Stored dataset items:
^^^^^^^^^^^^^^^^

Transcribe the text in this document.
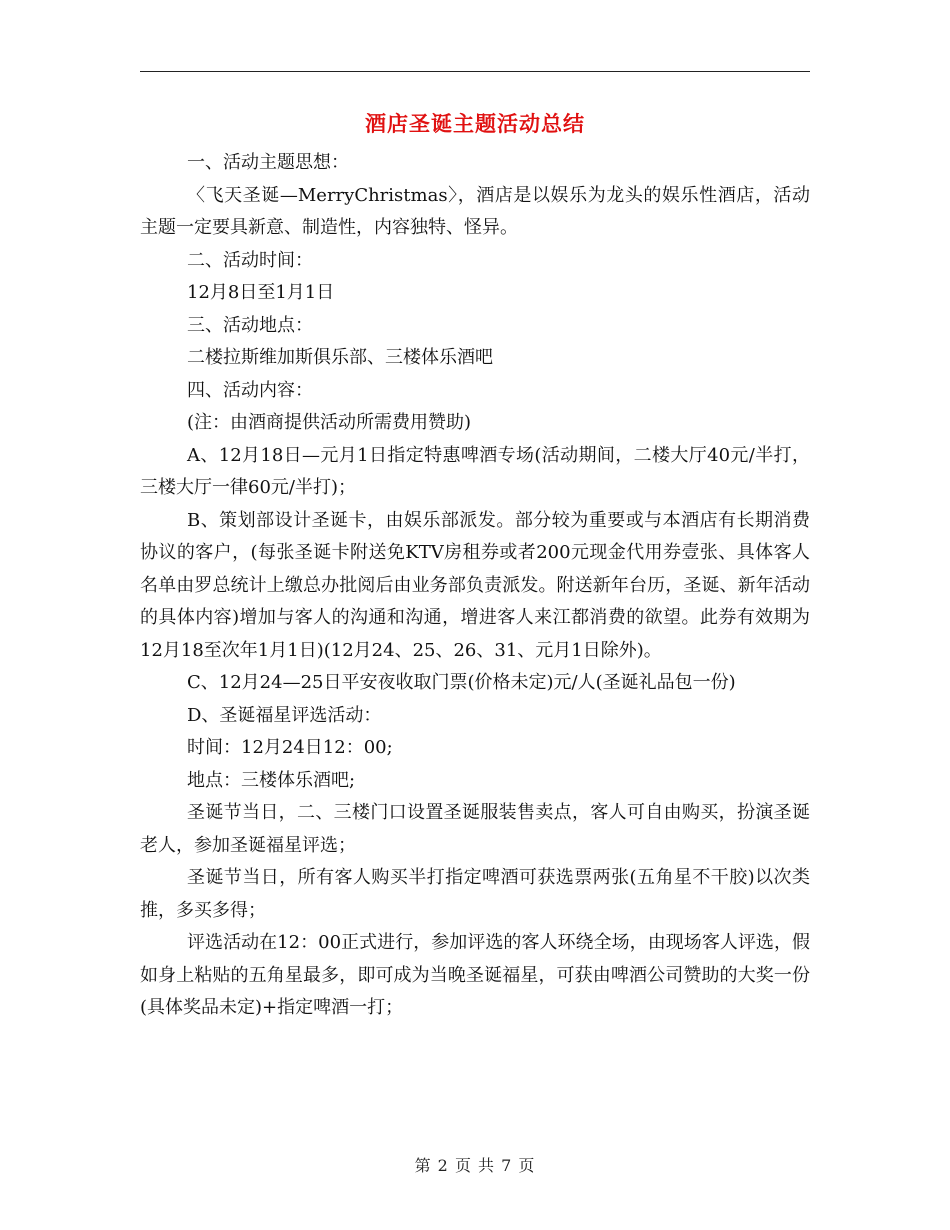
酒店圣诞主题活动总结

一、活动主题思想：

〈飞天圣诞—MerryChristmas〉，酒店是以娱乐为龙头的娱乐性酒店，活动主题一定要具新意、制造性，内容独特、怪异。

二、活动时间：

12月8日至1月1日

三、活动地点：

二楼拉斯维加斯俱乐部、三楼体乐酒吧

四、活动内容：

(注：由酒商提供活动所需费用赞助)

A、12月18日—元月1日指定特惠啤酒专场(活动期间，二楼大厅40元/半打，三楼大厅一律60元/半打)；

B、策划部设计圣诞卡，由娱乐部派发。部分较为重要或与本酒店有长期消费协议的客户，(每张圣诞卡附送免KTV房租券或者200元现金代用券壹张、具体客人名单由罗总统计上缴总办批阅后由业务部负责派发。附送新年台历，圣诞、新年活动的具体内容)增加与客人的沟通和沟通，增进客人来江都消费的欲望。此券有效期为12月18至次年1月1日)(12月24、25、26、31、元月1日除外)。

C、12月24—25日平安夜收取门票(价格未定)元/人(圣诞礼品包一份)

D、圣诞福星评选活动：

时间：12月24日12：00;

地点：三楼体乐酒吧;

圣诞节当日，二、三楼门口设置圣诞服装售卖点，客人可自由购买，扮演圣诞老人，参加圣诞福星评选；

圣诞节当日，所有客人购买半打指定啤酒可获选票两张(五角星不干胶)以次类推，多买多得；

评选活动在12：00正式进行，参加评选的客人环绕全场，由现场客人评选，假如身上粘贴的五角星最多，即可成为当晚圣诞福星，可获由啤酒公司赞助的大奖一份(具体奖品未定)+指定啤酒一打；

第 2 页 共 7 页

^^^^^^^^^^^^^^^^

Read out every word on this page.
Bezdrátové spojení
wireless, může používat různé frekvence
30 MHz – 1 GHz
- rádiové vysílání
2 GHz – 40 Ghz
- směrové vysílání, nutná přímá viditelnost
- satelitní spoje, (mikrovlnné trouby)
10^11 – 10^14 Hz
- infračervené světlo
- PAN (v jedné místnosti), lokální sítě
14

^^^^^^^^^^^^^^^^

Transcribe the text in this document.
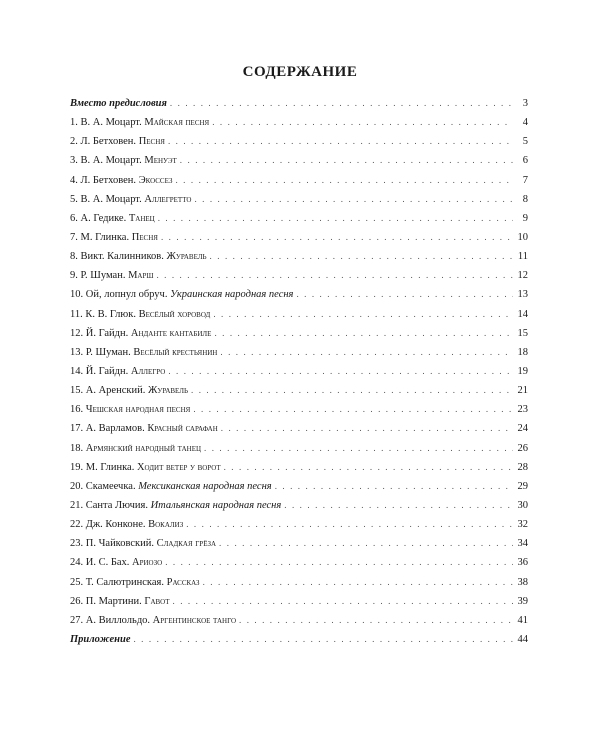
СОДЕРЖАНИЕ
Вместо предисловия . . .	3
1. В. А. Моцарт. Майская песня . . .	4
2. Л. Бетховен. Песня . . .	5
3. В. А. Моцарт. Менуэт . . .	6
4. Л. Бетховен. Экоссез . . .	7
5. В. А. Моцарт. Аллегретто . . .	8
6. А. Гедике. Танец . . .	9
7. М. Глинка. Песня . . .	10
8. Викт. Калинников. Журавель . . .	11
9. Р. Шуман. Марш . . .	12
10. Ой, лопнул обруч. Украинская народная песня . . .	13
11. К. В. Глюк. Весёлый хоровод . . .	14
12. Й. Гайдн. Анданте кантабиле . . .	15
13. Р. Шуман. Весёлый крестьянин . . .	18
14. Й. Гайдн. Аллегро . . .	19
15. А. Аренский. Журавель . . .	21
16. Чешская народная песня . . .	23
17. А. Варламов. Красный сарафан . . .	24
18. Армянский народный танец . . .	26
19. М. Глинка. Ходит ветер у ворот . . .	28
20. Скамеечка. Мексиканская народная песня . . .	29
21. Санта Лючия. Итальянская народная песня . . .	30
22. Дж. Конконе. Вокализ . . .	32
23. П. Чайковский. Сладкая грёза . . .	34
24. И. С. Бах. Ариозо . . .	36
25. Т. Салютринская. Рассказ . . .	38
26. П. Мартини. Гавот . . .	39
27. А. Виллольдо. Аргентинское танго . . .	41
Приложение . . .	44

^^^^^^^^^^^^^^^^

→ **SET EXERCISE**
Examine the records and pull out every line where the string "Гайдн" occurs.

→ **THE RESULT**
12. Й. Гайдн. Анданте кантабиле . . .	15
14. Й. Гайдн. Аллегро . . .	19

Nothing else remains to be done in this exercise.